Written instruction: In the records that follow, show each line where the word "Pradesh" is present.

[Dataset entries]
****************************************
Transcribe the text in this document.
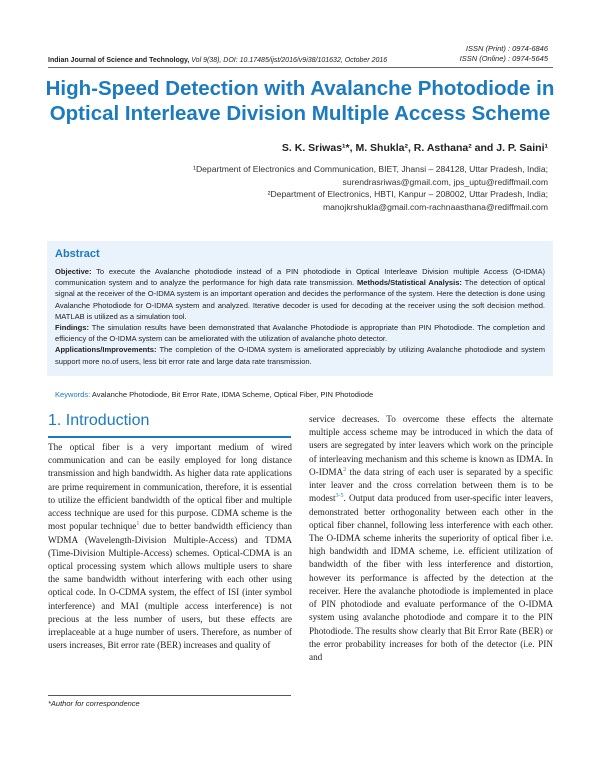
ISSN (Print) : 0974-6846
ISSN (Online) : 0974-5645
Indian Journal of Science and Technology, Vol 9(38), DOI: 10.17485/ijst/2016/v9i38/101632, October 2016
High-Speed Detection with Avalanche Photodiode in
Optical Interleave Division Multiple Access Scheme
S. K. Sriwas¹*, M. Shukla², R. Asthana² and J. P. Saini¹
¹Department of Electronics and Communication, BIET, Jhansi – 284128, Uttar Pradesh, India;
surendrasriwas@gmail.com, jps_uptu@rediffmail.com
²Department of Electronics, HBTI, Kanpur – 208002, Uttar Pradesh, India;
manojkrshukla@gmail.com-rachnaasthana@rediffmail.com
Abstract

Objective: To execute the Avalanche photodiode instead of a PIN photodiode in Optical Interleave Division multiple Access (O-IDMA) communication system and to analyze the performance for high data rate transmission. Methods/Statistical Analysis: The detection of optical signal at the receiver of the O-IDMA system is an important operation and decides the performance of the system. Here the detection is done using Avalanche Photodiode for O-IDMA system and analyzed. Iterative decoder is used for decoding at the receiver using the soft decision method. MATLAB is utilized as a simulation tool.

Findings: The simulation results have been demonstrated that Avalanche Photodiode is appropriate than PIN Photodiode. The completion and efficiency of the O-IDMA system can be ameliorated with the utilization of avalanche photo detector.

Applications/Improvements: The completion of the O-IDMA system is ameliorated appreciably by utilizing Avalanche photodiode and system support more no.of users, less bit error rate and large data rate transmission.

Keywords: Avalanche Photodiode, Bit Error Rate, IDMA Scheme, Optical Fiber, PIN Photodiode
1. Introduction

The optical fiber is a very important medium of wired communication and can be easily employed for long distance transmission and high bandwidth. As higher data rate applications are prime requirement in communication, therefore, it is essential to utilize the efficient bandwidth of the optical fiber and multiple access technique are used for this purpose. CDMA scheme is the most popular technique$^1$ due to better bandwidth efficiency than WDMA (Wavelength-Division Multiple-Access) and TDMA (Time-Division Multiple-Access) schemes. Optical-CDMA is an optical processing system which allows multiple users to share the same bandwidth without interfering with each other using optical code. In O-CDMA system, the effect of ISI (inter symbol interference) and MAI (multiple access interference) is not precious at the less number of users, but these effects are irreplaceable at a huge number of users. Therefore, as number of users increases, Bit error rate (BER) increases and quality of

service decreases. To overcome these effects the alternate multiple access scheme may be introduced in which the data of users are segregated by inter leavers which work on the principle of interleaving mechanism and this scheme is known as IDMA. In O-IDMA$^2$ the data string of each user is separated by a specific inter leaver and the cross correlation between them is to be modest$^{3-5}$. Output data produced from user-specific inter leavers, demonstrated better orthogonality between each other in the optical fiber channel, following less interference with each other. The O-IDMA scheme inherits the superiority of optical fiber i.e. high bandwidth and IDMA scheme, i.e. efficient utilization of bandwidth of the fiber with less interference and distortion, however its performance is affected by the detection at the receiver. Here the avalanche photodiode is implemented in place of PIN photodiode and evaluate performance of the O-IDMA system using avalanche photodiode and compare it to the PIN Photodiode. The results show clearly that Bit Error Rate (BER) or the error probability increases for both of the detector (i.e. PIN and

*Author for correspondence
****************************************
Task output:
¹Department of Electronics and Communication, BIET, Jhansi – 284128, Uttar Pradesh, India;
²Department of Electronics, HBTI, Kanpur – 208002, Uttar Pradesh, India;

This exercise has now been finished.